● **QUOTED TEXT**:
========================
CREATE ICEBERG TABLE <table_name> ( <col1> <data_type> [ WITH ] MASKING POLICY <policy_name> [ , ... ] )
  [ EXTERNAL_VOLUME = '<external_volume_name>' ]
  [ CATALOG = 'SNOWFLAKE' ]
  BASE_LOCATION = '<directory_for_table_files>'
  [ WITH ] ROW ACCESS POLICY <policy_name> ON ( <col1> [ , ... ] )
  [ ... ]
  AS SELECT <query>
Copy

Note

In a CTAS, the COPY GRANTS parameter is valid only when combined with the OR REPLACE clause. COPY GRANTS copies privileges from the table being replaced with CREATE OR REPLACE (if it already exists), not from the source table(s) being queried in the SELECT statement. CTAS with COPY GRANTS lets you overwrite a table with a new set of data while keeping existing grants on that table.

For more information about the COPY GRANTS parameter, see COPY GRANTS in this document.

For more information about this variant syntax, see the usage notes.

CREATE ICEBERG TABLE … LIKE

Creates a new table with the same column definitions as an existing table, but without copying data from the existing table. Column names, types, defaults, and constraints are copied to the new table:

CREATE [ OR REPLACE ] ICEBERG TABLE <table_name> LIKE <source_table>
  [ CLUSTER BY ( <expr> [ , <expr> , ... ] ) ]
  [ COPY GRANTS ]
  [ ... ]
Copy

For more information about the COPY GRANTS parameter, see COPY GRANTS in this document.

Note

CREATE TABLE … LIKE isn’t supported for tables with an auto-increment sequence accessed through a data share.

For more information about this variant syntax, see the usage notes.

CREATE ICEBERG TABLE … CLONE

Creates a new Iceberg table with the same column definitions and containing all the existing data from the source table, without actually copying the data. You can also use this variant to clone a table at a specific time or point in the past (using Time Travel):

CREATE [ OR REPLACE ] ICEBERG TABLE [ IF NOT EXISTS ] <name>
  CLONE <source_iceberg_table>
    [ { AT | BEFORE } ( { TIMESTAMP => <timestamp> | OFFSET => <time_difference> | STATEMENT => <id> } ) ]
    [COPY GRANTS]
    ...
Copy

Note

If the statement replaces an existing Iceberg table of the same name, Snowflake copies the grants from the table being replaced. If there is no existing table of that name, Snowflake copies the grants from the source table being cloned.

For more information about the COPY GRANTS parameter, see COPY GRANTS in this document.

For more information about cloning, see CREATE <object> … CLONE and Cloning and Apache Iceberg™ tables.

Required parameters

table_name

Specifies the identifier (name) for the table; must be unique for the schema in which the table is created.

In addition, the identifier must start with an alphabetic character and cannot contain spaces or special characters unless the entire identifier string is enclosed in double quotes (for example, "My object"). Identifiers enclosed in double quotes are also case-sensitive.

For more information, see Identifier requirements.

col_name

Specifies the column identifier (name). All the requirements for table identifiers also apply to column identifiers.
========================
● **REQUIRED TASKS**:
a. According to the Iceberg table documentation, what must COPY GRANTS be combined with to be valid in a CTAS?
b. Extend the Iceberg table documentation from its final sentence.
The entries that follow have no connection to the Iceberg table documentation.

● **RECORDED DATA**:
========================
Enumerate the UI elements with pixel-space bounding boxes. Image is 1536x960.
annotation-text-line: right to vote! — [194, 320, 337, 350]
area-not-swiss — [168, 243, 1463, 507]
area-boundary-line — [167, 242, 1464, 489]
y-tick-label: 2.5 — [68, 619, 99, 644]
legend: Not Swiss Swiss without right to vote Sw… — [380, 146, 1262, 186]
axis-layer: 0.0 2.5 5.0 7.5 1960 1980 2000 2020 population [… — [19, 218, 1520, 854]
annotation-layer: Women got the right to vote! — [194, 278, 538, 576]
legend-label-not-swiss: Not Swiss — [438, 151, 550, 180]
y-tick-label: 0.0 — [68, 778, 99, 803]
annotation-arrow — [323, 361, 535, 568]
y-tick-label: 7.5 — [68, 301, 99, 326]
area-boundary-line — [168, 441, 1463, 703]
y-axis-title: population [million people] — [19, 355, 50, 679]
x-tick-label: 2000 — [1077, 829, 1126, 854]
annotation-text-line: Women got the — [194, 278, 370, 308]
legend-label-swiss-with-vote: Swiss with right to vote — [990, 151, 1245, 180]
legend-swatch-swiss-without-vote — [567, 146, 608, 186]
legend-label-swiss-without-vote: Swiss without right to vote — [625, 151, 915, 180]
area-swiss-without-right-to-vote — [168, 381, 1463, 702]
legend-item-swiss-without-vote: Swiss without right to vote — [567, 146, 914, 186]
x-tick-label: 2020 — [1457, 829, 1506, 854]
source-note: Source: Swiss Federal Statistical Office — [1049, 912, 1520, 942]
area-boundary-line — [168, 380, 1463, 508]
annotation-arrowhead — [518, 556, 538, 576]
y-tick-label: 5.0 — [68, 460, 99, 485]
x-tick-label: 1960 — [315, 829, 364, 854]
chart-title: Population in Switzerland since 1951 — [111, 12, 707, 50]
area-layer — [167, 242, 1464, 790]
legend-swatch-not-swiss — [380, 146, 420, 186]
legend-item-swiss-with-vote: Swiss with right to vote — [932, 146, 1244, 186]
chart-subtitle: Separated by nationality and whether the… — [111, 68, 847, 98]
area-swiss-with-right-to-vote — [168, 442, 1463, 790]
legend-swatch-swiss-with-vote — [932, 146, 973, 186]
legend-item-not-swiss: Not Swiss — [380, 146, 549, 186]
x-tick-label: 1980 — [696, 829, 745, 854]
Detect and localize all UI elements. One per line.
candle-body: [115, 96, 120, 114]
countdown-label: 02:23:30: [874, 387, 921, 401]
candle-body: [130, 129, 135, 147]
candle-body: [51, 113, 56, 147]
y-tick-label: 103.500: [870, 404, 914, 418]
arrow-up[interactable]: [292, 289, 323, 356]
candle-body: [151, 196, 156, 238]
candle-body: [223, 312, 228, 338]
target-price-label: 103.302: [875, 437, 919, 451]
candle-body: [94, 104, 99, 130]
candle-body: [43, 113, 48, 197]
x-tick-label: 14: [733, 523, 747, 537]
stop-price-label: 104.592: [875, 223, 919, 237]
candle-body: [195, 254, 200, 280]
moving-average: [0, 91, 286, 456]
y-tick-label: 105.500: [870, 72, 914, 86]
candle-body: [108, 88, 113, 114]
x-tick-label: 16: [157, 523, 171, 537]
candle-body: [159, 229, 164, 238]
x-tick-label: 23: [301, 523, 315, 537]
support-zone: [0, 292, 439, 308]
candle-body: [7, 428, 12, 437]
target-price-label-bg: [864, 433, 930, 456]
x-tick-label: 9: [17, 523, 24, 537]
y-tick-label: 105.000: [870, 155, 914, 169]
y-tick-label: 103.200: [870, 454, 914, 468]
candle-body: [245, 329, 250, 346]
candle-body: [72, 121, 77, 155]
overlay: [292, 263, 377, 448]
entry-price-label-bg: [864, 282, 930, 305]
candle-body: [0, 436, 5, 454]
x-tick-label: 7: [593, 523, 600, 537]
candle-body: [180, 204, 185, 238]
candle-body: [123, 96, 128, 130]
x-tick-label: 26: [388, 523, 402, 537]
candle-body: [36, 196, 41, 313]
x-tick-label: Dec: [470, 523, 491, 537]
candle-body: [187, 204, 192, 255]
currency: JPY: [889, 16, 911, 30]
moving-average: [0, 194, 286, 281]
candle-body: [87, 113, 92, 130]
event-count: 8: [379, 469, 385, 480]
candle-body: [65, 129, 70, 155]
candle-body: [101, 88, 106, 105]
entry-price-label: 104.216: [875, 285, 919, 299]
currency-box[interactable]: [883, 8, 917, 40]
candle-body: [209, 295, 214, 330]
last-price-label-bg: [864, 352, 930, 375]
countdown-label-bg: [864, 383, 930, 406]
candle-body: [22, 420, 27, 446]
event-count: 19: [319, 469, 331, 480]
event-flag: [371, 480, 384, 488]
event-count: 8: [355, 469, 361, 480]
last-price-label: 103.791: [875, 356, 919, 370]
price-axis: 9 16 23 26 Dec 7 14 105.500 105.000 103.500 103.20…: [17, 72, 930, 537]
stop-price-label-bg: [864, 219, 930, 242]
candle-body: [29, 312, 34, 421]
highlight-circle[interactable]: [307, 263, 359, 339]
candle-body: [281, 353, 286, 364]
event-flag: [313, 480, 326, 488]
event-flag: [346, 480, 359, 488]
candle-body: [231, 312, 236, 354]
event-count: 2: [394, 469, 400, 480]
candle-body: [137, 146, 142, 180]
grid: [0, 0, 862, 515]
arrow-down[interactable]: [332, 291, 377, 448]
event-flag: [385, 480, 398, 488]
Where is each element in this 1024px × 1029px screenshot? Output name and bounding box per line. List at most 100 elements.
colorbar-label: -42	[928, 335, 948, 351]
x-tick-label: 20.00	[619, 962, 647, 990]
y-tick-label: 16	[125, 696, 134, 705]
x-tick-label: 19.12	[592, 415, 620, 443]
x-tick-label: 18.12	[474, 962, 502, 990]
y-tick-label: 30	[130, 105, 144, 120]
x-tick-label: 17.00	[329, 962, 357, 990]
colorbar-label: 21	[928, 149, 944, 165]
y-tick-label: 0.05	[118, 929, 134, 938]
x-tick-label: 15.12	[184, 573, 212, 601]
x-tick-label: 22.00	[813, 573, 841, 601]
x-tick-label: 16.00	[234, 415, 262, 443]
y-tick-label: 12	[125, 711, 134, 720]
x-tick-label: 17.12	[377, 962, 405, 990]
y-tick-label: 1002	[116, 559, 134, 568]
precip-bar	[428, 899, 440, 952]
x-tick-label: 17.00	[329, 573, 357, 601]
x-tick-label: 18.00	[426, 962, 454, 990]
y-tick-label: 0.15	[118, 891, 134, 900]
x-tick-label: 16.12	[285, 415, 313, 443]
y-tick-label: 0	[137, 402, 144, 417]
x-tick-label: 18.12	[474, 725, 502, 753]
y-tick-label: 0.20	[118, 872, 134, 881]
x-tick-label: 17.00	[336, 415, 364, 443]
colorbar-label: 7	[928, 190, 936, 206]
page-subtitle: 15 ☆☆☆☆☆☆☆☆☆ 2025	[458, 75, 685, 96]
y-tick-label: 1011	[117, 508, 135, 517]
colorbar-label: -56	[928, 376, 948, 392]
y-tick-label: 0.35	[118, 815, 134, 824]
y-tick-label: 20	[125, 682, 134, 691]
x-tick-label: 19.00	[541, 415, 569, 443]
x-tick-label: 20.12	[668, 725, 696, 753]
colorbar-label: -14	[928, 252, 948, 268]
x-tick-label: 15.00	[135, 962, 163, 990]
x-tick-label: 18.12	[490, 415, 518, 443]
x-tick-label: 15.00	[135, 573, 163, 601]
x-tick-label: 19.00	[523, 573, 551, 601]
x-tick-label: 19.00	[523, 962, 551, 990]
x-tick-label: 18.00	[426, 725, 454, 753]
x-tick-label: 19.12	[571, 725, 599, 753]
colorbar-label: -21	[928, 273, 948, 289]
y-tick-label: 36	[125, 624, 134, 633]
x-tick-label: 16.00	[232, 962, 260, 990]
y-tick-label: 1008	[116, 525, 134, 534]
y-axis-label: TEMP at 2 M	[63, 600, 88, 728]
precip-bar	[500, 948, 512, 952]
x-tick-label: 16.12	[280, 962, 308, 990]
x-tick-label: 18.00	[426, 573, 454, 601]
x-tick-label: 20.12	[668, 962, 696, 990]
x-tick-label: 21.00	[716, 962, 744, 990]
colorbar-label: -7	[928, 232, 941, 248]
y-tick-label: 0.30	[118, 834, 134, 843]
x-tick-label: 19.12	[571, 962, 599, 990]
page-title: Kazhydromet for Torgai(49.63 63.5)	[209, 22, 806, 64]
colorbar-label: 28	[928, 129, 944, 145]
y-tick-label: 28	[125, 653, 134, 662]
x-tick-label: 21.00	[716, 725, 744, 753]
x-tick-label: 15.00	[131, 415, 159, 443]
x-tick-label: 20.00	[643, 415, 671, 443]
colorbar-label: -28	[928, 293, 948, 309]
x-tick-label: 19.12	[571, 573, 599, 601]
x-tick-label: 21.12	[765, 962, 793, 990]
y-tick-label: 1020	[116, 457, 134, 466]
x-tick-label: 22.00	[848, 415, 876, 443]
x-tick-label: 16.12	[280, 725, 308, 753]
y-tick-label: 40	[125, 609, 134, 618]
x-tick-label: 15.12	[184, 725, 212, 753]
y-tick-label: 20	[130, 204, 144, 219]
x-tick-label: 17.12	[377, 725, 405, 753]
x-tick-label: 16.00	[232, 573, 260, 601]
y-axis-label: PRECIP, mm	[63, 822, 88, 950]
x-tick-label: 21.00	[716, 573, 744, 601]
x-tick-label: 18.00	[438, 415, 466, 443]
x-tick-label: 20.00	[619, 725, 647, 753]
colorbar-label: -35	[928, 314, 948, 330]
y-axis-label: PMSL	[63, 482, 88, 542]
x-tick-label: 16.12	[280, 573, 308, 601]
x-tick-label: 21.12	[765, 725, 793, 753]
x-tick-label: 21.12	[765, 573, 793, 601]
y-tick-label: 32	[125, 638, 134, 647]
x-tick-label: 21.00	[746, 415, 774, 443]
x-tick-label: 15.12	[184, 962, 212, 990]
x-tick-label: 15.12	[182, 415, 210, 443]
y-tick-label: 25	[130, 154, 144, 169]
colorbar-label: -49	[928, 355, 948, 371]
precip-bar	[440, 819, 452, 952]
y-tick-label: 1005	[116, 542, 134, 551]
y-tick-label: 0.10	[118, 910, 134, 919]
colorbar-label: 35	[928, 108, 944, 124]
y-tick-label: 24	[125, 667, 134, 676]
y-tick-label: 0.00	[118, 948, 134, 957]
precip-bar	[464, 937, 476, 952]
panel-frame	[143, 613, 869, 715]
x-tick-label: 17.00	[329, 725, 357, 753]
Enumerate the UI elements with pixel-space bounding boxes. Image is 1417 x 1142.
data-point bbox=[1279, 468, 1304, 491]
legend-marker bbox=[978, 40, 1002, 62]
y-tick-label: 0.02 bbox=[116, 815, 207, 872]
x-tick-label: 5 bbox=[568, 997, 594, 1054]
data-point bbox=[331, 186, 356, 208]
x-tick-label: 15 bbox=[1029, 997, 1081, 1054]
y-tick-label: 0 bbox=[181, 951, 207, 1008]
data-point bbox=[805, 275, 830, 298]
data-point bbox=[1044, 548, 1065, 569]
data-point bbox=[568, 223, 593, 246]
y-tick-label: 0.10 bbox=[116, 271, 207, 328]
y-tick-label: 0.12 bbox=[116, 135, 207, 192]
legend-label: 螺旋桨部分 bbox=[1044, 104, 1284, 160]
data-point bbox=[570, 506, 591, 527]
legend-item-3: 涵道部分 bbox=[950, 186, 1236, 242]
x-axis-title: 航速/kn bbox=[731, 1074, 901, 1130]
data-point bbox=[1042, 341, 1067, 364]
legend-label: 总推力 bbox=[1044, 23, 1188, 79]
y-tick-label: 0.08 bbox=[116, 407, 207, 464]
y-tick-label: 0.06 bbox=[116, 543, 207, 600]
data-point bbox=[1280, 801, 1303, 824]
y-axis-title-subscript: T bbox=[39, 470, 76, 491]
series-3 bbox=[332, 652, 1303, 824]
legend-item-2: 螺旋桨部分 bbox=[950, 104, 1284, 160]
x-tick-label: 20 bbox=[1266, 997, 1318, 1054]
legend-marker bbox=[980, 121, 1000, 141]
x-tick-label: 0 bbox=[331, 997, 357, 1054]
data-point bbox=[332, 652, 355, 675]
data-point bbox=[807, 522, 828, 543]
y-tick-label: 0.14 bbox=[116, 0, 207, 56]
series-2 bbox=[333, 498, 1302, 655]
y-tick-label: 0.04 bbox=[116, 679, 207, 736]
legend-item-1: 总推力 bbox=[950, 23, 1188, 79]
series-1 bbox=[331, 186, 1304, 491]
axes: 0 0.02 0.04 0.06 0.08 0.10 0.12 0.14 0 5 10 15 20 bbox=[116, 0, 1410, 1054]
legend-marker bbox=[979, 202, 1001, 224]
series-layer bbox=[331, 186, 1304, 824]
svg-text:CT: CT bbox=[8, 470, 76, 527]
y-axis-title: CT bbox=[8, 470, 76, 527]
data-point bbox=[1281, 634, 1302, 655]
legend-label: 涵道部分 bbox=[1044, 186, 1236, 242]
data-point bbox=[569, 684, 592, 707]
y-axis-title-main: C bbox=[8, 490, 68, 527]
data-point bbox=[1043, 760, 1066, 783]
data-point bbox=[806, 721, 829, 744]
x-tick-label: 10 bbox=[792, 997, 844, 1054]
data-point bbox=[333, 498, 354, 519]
========================
● **OUTPUTS**:
a. The OR REPLACE clause.

b.
For more information, see Identifier requirements and Reserved & limited keywords.

Note

In addition to the standard reserved keywords, the following keywords cannot be used as column identifiers because they are reserved for ANSI-standard context functions:

  • CURRENT_DATE

  • CURRENT_ROLE

  • CURRENT_TIME

  • CURRENT_TIMESTAMP

  • CURRENT_USER

For the list of reserved keywords, see Reserved & limited keywords.

col_type

Specifies the data type for the column.

For information about the data types that can be specified for table columns, see Data types for Apache Iceberg™ tables.

Note

You can’t use float or double as primary keys (in accordance with the Apache Iceberg spec (https://iceberg.apache.org/spec/#identifier-field-ids)).

BASE_LOCATION = 'directory_for_table_files'

The path to a directory where Snowflake can write data and metadata files for the table. Specify a relative path from the table’s EXTERNAL_VOLUME location. For more information, see Data and metadata directories.

This directory can’t be changed after you create a table.

Optional parameters

CONSTRAINT ...

Defines an inline or out-of-line constraint for the specified column(s) in the table.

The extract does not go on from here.